● Records shown:
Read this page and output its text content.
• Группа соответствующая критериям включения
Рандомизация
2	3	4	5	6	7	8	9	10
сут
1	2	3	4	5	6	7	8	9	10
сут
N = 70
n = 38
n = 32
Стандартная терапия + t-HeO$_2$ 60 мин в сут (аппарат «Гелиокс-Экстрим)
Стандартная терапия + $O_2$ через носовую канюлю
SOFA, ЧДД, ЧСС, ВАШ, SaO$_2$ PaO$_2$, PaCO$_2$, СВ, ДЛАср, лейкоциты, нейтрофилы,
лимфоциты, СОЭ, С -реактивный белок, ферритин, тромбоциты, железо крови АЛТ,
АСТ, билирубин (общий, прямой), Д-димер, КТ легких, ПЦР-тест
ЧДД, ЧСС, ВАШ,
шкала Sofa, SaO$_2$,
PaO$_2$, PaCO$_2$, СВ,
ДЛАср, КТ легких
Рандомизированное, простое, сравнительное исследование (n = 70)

● Written instruction:
Please quote the records above exactly, without skipping a line.

● Response to this task:
Read this page and output its text content.
• Группа соответствующая критериям включения
Рандомизация
2	3	4	5	6	7	8	9	10
сут
1	2	3	4	5	6	7	8	9	10
сут
N = 70
n = 38
n = 32
Стандартная терапия + t-HeO$_2$ 60 мин в сут (аппарат «Гелиокс-Экстрим)
Стандартная терапия + $O_2$ через носовую канюлю
SOFA, ЧДД, ЧСС, ВАШ, SaO$_2$ PaO$_2$, PaCO$_2$, СВ, ДЛАср, лейкоциты, нейтрофилы,
лимфоциты, СОЭ, С -реактивный белок, ферритин, тромбоциты, железо крови АЛТ,
АСТ, билирубин (общий, прямой), Д-димер, КТ легких, ПЦР-тест
ЧДД, ЧСС, ВАШ,
шкала Sofa, SaO$_2$,
PaO$_2$, PaCO$_2$, СВ,
ДЛАср, КТ легких
Рандомизированное, простое, сравнительное исследование (n = 70)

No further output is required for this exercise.